▶ Dataset records:

§

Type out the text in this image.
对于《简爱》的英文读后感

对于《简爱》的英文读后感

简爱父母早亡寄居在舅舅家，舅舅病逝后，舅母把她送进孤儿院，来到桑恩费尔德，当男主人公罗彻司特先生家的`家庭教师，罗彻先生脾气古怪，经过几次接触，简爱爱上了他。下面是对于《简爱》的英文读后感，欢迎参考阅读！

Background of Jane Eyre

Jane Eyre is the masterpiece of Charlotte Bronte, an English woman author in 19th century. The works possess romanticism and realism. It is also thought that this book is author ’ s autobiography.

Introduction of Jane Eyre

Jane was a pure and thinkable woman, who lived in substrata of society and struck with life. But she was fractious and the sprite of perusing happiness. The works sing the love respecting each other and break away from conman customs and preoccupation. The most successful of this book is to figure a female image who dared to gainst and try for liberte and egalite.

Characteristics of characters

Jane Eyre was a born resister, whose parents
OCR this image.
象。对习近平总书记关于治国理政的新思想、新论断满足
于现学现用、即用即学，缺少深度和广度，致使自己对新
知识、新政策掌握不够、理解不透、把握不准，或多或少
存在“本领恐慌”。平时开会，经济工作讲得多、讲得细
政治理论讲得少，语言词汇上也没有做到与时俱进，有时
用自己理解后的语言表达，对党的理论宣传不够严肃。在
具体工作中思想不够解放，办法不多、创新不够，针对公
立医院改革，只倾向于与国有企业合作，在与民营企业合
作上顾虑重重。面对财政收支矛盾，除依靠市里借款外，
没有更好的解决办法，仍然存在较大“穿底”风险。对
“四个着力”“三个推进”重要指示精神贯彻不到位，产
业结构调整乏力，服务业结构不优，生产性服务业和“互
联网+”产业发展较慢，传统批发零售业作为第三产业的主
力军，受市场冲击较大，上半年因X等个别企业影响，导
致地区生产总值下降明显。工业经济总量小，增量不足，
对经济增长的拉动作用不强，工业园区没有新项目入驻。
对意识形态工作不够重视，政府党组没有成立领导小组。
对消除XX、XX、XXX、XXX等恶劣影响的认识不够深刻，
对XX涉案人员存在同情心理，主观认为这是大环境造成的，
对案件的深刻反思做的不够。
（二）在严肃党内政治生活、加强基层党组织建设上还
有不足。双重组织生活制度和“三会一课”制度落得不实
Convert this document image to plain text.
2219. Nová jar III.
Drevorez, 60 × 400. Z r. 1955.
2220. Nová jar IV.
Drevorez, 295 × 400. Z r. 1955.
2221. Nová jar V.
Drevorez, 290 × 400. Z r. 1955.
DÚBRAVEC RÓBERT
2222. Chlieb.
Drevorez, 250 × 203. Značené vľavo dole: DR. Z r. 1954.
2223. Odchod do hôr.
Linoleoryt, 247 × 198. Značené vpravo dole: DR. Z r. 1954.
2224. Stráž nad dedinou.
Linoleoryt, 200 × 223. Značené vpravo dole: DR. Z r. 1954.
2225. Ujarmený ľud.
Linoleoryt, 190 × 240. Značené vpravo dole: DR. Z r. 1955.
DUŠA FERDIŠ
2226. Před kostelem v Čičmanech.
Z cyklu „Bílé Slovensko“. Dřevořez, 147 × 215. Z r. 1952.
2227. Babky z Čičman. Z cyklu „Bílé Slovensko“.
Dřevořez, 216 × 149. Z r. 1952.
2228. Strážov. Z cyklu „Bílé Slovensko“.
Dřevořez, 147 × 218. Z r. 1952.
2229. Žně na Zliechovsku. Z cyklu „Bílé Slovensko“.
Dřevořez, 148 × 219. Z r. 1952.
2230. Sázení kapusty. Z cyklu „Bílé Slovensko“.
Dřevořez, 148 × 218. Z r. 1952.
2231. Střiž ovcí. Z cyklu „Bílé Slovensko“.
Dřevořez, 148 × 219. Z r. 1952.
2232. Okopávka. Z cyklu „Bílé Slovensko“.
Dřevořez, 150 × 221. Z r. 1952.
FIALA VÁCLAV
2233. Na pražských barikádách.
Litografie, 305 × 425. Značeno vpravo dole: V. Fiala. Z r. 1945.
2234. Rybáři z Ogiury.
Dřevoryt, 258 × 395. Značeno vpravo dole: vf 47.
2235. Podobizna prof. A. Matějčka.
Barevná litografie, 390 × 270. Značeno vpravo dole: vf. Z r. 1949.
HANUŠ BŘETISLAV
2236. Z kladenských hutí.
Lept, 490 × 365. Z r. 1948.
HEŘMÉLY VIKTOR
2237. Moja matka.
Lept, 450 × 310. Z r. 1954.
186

§

Filter the entries down to the lines with the word "Jane" in them.

▶ Output:
Background of Jane Eyre
Jane Eyre is the masterpiece of Charlotte Bronte, an English woman author in 19th century. The works possess romanticism and realism. It is also thought that this book is author ’ s autobiography.
Introduction of Jane Eyre
Jane was a pure and thinkable woman, who lived in substrata of society and struck with life. But she was fractious and the sprite of perusing happiness. The works sing the love respecting each other and break away from conman customs and preoccupation. The most successful of this book is to figure a female image who dared to gainst and try for liberte and egalite.
Jane Eyre was a born resister, whose parents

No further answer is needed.